» Short task
Find every line in the records that holds the string "JSON". Copy each one.

***** Dataset excerpts

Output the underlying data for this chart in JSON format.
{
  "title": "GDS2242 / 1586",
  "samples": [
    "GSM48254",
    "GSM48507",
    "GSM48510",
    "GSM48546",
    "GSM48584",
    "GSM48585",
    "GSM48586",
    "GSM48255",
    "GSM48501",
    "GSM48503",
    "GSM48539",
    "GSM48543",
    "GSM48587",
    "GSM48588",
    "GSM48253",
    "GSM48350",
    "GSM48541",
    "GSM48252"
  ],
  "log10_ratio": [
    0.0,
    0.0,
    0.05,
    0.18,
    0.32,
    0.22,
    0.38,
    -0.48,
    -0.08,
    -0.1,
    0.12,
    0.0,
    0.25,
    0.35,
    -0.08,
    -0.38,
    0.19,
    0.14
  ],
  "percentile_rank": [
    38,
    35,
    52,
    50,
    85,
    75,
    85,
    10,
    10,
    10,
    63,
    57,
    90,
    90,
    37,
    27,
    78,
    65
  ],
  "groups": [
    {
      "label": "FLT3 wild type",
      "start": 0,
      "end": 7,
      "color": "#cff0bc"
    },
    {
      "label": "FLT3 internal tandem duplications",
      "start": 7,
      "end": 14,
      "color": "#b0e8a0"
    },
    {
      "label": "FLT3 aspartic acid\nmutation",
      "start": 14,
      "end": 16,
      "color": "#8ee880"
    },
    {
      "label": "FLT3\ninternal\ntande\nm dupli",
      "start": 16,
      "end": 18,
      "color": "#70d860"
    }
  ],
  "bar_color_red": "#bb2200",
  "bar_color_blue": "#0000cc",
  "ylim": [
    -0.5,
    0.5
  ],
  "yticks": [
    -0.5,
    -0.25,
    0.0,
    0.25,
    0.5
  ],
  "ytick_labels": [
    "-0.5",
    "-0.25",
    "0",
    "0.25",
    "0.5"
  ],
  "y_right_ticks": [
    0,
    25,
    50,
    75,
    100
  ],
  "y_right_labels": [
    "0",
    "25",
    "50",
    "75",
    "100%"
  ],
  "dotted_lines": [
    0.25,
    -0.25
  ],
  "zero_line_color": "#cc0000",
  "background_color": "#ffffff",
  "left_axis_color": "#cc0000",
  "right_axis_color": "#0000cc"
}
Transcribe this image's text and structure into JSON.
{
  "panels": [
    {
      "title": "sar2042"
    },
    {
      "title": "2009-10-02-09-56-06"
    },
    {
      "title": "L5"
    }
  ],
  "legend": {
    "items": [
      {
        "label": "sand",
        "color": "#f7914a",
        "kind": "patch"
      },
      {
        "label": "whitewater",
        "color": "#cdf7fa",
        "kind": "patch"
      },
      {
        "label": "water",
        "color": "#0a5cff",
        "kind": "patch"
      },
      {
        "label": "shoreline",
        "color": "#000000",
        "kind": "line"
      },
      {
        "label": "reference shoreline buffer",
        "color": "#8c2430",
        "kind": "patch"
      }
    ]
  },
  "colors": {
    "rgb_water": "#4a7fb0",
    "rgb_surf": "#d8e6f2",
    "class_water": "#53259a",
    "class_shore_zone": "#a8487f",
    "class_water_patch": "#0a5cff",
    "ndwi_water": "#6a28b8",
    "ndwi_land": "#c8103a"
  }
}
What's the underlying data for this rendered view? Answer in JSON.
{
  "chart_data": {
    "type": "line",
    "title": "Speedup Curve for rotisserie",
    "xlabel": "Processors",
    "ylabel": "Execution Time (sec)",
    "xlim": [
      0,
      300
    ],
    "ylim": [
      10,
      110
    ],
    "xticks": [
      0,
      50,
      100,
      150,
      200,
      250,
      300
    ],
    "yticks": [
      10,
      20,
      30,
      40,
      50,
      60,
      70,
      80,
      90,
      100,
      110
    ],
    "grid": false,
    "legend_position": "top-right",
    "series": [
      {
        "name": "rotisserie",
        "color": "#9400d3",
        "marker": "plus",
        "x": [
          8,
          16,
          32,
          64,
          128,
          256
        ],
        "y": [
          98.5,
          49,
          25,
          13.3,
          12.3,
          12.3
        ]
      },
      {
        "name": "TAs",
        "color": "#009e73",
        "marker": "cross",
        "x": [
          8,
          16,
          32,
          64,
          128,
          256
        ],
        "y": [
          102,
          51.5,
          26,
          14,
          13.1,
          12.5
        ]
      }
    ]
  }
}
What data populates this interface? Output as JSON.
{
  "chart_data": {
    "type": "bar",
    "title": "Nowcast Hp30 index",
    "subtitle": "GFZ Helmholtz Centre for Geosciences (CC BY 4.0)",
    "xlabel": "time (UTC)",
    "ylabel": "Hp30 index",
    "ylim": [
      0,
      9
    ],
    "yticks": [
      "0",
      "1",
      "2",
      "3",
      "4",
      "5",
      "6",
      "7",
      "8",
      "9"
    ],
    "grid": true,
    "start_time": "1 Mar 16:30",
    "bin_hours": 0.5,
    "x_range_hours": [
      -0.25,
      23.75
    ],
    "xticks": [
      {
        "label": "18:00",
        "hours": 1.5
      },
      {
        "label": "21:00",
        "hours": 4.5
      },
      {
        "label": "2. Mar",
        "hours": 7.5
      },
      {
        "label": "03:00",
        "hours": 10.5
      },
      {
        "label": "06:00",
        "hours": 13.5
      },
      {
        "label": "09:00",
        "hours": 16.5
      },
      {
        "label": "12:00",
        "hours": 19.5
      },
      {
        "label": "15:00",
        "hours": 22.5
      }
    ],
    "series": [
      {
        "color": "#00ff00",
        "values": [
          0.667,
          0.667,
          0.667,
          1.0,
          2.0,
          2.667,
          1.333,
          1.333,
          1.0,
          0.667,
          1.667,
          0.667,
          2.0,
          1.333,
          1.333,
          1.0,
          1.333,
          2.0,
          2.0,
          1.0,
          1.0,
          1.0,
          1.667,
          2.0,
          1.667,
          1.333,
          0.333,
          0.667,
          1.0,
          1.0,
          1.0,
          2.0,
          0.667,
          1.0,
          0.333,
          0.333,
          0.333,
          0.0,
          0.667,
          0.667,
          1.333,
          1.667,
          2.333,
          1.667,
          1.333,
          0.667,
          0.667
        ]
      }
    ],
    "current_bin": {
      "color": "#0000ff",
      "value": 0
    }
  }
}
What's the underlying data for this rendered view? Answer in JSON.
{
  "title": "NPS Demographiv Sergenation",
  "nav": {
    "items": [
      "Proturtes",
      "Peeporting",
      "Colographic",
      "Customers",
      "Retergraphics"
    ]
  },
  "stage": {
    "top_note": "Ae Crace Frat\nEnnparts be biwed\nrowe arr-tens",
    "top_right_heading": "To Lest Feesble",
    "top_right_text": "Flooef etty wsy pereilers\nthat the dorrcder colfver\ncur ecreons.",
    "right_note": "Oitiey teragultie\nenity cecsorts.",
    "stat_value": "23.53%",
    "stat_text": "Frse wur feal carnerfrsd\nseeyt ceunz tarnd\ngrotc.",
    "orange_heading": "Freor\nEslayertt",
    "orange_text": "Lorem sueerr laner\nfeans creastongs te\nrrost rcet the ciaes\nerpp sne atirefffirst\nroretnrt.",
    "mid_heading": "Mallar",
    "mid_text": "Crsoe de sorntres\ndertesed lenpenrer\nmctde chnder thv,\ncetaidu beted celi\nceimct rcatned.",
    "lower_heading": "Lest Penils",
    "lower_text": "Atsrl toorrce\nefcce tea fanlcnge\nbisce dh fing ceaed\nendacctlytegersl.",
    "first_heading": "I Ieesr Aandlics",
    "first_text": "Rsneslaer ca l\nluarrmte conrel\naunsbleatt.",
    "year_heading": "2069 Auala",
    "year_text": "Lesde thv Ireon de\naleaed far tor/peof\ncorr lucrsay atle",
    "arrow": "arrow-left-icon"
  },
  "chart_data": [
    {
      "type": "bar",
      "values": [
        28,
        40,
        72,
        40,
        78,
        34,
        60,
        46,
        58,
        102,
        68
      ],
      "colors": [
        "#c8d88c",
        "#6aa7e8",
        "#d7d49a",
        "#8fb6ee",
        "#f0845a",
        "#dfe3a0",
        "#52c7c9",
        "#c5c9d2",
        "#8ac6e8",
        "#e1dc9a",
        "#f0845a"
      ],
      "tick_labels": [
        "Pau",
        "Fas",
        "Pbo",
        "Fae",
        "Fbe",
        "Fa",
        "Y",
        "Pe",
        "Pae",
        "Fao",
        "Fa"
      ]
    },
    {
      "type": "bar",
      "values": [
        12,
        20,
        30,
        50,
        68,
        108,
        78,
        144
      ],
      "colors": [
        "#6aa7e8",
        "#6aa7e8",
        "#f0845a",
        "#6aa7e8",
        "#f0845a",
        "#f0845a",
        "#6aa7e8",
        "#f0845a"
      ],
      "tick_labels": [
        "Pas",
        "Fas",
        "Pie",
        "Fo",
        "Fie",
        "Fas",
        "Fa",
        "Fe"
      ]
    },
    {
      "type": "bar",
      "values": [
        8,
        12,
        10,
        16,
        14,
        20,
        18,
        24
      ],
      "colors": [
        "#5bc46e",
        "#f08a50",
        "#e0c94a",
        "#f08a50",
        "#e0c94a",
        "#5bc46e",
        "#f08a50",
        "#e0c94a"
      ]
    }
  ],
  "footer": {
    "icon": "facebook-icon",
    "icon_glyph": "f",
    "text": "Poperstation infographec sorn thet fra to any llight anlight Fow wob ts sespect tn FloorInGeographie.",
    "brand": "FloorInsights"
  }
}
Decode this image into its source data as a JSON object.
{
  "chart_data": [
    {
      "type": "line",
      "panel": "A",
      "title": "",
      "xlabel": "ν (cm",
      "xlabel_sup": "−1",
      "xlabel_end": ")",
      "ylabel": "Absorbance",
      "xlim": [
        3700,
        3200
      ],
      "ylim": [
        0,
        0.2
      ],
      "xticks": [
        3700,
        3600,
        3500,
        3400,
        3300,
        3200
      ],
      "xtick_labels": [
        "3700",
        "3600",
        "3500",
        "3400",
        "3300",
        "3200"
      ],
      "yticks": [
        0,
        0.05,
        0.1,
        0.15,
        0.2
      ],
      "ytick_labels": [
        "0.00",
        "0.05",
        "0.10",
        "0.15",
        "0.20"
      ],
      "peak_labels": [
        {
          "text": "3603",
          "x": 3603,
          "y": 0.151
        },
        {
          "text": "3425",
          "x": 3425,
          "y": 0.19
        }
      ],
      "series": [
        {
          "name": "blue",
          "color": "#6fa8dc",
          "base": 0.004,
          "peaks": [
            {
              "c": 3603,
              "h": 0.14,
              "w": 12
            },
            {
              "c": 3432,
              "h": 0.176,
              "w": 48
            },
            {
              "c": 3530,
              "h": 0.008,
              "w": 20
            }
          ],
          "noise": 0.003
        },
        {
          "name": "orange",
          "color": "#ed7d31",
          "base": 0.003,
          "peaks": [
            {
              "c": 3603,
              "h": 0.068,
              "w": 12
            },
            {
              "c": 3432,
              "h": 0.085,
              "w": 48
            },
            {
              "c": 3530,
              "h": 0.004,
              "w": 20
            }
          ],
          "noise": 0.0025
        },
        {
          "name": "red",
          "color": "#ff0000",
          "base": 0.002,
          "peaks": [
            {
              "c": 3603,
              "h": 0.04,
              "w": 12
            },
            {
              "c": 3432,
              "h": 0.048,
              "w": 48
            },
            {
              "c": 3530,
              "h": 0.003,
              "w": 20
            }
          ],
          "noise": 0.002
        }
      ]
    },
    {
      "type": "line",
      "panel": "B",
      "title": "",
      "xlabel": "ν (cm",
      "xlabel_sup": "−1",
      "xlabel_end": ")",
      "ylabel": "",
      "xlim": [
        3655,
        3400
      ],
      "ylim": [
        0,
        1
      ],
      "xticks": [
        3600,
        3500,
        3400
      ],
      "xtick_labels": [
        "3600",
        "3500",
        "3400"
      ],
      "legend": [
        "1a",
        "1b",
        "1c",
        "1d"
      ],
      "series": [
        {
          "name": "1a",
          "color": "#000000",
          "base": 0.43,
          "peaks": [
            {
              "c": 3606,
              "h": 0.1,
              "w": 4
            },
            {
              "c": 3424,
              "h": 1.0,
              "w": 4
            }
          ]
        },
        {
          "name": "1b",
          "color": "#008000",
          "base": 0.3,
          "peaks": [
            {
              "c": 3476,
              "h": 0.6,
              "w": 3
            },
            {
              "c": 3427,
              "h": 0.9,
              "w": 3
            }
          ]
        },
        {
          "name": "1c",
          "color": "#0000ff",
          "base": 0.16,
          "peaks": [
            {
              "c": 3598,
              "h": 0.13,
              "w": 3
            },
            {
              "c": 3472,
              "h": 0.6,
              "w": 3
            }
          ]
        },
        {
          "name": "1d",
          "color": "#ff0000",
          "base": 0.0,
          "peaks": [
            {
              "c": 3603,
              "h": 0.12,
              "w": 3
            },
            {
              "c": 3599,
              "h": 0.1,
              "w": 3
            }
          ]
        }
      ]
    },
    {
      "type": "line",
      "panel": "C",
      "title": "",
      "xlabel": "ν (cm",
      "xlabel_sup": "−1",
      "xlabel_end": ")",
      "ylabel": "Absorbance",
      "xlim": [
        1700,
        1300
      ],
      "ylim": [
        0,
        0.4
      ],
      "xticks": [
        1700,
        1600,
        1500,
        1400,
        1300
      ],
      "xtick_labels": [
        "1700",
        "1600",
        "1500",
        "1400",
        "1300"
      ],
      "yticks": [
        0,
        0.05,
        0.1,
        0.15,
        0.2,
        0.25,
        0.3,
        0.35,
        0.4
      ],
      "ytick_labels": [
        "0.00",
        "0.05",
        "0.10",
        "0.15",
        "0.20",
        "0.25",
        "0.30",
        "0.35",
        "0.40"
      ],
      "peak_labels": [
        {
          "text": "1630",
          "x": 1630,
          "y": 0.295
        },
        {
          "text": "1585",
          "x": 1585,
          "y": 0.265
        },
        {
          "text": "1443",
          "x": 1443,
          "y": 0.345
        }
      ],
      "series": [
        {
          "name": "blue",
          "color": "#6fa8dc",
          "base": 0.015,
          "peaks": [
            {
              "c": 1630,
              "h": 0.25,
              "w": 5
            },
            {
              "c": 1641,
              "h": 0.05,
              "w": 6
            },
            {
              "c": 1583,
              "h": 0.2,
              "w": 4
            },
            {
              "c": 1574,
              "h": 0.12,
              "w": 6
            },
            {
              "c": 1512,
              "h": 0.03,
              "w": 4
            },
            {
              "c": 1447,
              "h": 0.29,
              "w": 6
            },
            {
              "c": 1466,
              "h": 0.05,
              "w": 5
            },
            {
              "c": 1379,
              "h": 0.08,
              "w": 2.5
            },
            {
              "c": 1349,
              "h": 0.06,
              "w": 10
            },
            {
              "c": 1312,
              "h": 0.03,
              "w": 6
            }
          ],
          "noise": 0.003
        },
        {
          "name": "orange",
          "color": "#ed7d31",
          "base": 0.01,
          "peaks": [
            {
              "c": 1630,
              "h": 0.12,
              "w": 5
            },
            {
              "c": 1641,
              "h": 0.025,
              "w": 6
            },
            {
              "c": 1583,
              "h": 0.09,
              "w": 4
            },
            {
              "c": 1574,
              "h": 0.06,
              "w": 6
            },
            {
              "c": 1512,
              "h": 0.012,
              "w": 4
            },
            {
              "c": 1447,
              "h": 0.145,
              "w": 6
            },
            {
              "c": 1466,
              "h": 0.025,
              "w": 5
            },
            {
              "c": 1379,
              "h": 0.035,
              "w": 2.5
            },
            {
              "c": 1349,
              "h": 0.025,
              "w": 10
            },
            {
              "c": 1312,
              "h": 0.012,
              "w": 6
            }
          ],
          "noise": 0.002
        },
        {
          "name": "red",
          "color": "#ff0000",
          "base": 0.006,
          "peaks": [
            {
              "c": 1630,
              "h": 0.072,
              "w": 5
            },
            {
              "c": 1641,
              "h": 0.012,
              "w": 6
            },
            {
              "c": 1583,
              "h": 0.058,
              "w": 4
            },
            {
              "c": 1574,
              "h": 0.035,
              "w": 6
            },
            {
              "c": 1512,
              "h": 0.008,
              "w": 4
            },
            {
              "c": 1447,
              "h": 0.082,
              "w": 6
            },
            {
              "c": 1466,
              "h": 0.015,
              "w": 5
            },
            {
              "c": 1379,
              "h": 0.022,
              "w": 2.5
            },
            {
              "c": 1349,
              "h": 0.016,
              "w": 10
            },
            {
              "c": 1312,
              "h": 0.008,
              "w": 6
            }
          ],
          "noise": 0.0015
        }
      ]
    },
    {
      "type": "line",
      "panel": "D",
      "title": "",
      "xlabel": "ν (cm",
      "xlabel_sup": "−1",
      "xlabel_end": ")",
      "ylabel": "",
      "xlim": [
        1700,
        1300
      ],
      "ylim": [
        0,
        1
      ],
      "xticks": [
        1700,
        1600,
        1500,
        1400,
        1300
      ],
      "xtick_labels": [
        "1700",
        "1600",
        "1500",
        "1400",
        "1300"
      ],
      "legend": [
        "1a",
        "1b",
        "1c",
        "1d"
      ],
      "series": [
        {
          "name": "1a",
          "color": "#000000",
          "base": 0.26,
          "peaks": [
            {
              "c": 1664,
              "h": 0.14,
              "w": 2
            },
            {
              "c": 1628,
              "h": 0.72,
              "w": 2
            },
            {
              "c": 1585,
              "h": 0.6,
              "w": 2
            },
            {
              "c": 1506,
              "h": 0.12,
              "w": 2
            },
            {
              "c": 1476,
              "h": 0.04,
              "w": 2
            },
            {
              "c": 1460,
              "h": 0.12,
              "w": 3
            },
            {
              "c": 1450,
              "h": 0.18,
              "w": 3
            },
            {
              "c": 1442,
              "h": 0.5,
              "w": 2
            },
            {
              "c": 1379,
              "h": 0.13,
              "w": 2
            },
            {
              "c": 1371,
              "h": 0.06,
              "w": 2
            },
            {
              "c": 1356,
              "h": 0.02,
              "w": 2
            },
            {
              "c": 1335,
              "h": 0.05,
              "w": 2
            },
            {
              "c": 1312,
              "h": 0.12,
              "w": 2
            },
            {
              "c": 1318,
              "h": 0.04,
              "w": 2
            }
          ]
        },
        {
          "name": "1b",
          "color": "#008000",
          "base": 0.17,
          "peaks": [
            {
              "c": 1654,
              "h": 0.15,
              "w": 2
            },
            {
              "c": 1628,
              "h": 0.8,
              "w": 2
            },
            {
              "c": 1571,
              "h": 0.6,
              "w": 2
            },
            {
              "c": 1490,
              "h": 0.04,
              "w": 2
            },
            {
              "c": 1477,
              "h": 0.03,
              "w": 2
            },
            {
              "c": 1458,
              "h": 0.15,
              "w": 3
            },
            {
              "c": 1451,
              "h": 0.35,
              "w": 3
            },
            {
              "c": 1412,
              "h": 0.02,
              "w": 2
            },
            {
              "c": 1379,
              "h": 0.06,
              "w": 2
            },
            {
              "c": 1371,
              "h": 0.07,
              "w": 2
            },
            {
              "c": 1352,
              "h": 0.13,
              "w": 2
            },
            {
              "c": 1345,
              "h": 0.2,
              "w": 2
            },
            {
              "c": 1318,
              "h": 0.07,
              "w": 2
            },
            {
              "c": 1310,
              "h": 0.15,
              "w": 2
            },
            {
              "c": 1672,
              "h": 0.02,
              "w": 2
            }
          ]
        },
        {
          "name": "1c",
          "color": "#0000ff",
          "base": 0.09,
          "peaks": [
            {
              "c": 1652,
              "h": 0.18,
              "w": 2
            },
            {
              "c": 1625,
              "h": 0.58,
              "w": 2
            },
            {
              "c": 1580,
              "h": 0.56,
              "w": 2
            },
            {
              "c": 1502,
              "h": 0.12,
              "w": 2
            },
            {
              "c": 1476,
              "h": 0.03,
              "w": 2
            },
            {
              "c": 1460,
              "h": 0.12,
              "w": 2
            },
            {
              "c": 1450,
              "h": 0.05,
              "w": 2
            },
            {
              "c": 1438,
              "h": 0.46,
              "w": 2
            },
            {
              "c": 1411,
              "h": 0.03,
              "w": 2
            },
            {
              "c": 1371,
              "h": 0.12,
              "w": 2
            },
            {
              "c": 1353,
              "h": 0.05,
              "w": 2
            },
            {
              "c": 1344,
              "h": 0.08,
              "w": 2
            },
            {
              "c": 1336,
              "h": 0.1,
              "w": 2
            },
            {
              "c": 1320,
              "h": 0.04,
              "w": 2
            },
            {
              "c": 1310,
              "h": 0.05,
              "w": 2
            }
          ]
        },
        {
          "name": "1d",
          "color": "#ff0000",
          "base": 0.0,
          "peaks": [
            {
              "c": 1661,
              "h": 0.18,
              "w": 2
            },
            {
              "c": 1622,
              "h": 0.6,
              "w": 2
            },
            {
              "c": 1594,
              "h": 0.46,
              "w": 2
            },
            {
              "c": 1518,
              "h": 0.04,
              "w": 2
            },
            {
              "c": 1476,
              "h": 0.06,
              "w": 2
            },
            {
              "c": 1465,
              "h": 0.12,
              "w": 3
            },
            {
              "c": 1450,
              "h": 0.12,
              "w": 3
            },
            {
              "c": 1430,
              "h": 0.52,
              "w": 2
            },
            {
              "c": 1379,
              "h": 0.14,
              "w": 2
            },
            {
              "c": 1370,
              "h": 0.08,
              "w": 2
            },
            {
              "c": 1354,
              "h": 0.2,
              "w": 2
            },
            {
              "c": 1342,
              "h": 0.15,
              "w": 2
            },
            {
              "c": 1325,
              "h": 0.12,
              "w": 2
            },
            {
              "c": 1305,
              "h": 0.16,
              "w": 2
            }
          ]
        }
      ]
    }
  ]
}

**********

» Response to this task
Output the underlying data for this chart in JSON format.
Transcribe this image's text and structure into JSON.
What's the underlying data for this rendered view? Answer in JSON.
What data populates this interface? Output as JSON.
What's the underlying data for this rendered view? Answer in JSON.
Decode this image into its source data as a JSON object.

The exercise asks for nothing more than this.